#### DATA PROVIDED
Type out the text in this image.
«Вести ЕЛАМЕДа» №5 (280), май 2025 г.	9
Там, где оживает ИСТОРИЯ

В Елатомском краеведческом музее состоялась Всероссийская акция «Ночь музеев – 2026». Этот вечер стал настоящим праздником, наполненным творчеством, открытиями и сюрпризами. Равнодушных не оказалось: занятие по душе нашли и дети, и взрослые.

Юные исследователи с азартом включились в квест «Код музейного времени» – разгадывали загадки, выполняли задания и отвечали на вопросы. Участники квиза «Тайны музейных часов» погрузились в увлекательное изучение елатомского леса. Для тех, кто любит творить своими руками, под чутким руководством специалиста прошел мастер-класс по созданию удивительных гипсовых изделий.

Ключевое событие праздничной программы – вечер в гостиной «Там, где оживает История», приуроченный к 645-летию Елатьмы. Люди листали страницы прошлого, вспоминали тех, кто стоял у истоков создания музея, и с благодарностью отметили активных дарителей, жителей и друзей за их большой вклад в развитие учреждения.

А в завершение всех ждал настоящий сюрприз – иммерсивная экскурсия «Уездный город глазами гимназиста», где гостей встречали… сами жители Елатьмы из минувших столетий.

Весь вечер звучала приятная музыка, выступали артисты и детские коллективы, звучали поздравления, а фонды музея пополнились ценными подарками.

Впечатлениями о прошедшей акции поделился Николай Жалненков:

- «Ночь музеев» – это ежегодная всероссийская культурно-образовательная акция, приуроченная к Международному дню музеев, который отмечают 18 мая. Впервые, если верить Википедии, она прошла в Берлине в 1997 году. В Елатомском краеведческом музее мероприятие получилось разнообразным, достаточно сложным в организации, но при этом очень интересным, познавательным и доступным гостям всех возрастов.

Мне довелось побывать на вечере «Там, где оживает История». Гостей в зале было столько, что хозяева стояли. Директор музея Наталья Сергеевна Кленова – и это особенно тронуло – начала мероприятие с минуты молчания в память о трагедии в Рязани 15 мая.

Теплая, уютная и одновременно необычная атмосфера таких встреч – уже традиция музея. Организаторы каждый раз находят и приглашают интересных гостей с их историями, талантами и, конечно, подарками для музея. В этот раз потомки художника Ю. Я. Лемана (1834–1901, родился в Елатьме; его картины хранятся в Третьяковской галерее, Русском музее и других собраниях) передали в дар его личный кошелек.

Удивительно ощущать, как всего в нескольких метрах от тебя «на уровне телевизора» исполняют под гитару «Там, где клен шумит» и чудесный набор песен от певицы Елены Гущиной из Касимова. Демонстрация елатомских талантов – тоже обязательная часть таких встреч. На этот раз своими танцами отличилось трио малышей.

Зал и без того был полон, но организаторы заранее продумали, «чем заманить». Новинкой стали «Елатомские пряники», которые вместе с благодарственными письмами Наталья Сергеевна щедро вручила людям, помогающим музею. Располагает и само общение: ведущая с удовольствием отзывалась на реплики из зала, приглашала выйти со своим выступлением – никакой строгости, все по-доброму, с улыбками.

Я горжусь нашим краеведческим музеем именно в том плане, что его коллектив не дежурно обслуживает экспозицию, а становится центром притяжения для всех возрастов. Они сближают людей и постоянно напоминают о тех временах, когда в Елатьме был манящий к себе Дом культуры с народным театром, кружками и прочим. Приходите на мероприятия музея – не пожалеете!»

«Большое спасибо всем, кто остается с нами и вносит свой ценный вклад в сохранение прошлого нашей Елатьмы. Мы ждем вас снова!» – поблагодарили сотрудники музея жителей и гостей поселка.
########
## EXERCISE
Write the material out again word for word.

## RESPONSE TO THIS TASK
Type out the text in this image.
«Вести ЕЛАМЕДа» №5 (280), май 2025 г.	9
Там, где оживает ИСТОРИЯ

В Елатомском краеведческом музее состоялась Всероссийская акция «Ночь музеев – 2026». Этот вечер стал настоящим праздником, наполненным творчеством, открытиями и сюрпризами. Равнодушных не оказалось: занятие по душе нашли и дети, и взрослые.

Юные исследователи с азартом включились в квест «Код музейного времени» – разгадывали загадки, выполняли задания и отвечали на вопросы. Участники квиза «Тайны музейных часов» погрузились в увлекательное изучение елатомского леса. Для тех, кто любит творить своими руками, под чутким руководством специалиста прошел мастер-класс по созданию удивительных гипсовых изделий.

Ключевое событие праздничной программы – вечер в гостиной «Там, где оживает История», приуроченный к 645-летию Елатьмы. Люди листали страницы прошлого, вспоминали тех, кто стоял у истоков создания музея, и с благодарностью отметили активных дарителей, жителей и друзей за их большой вклад в развитие учреждения.

А в завершение всех ждал настоящий сюрприз – иммерсивная экскурсия «Уездный город глазами гимназиста», где гостей встречали… сами жители Елатьмы из минувших столетий.

Весь вечер звучала приятная музыка, выступали артисты и детские коллективы, звучали поздравления, а фонды музея пополнились ценными подарками.

Впечатлениями о прошедшей акции поделился Николай Жалненков:

- «Ночь музеев» – это ежегодная всероссийская культурно-образовательная акция, приуроченная к Международному дню музеев, который отмечают 18 мая. Впервые, если верить Википедии, она прошла в Берлине в 1997 году. В Елатомском краеведческом музее мероприятие получилось разнообразным, достаточно сложным в организации, но при этом очень интересным, познавательным и доступным гостям всех возрастов.

Мне довелось побывать на вечере «Там, где оживает История». Гостей в зале было столько, что хозяева стояли. Директор музея Наталья Сергеевна Кленова – и это особенно тронуло – начала мероприятие с минуты молчания в память о трагедии в Рязани 15 мая.

Теплая, уютная и одновременно необычная атмосфера таких встреч – уже традиция музея. Организаторы каждый раз находят и приглашают интересных гостей с их историями, талантами и, конечно, подарками для музея. В этот раз потомки художника Ю. Я. Лемана (1834–1901, родился в Елатьме; его картины хранятся в Третьяковской галерее, Русском музее и других собраниях) передали в дар его личный кошелек.

Удивительно ощущать, как всего в нескольких метрах от тебя «на уровне телевизора» исполняют под гитару «Там, где клен шумит» и чудесный набор песен от певицы Елены Гущиной из Касимова. Демонстрация елатомских талантов – тоже обязательная часть таких встреч. На этот раз своими танцами отличилось трио малышей.

Зал и без того был полон, но организаторы заранее продумали, «чем заманить». Новинкой стали «Елатомские пряники», которые вместе с благодарственными письмами Наталья Сергеевна щедро вручила людям, помогающим музею. Располагает и само общение: ведущая с удовольствием отзывалась на реплики из зала, приглашала выйти со своим выступлением – никакой строгости, все по-доброму, с улыбками.

Я горжусь нашим краеведческим музеем именно в том плане, что его коллектив не дежурно обслуживает экспозицию, а становится центром притяжения для всех возрастов. Они сближают людей и постоянно напоминают о тех временах, когда в Елатьме был манящий к себе Дом культуры с народным театром, кружками и прочим. Приходите на мероприятия музея – не пожалеете!»

«Большое спасибо всем, кто остается с нами и вносит свой ценный вклад в сохранение прошлого нашей Елатьмы. Мы ждем вас снова!» – поблагодарили сотрудники музея жителей и гостей поселка.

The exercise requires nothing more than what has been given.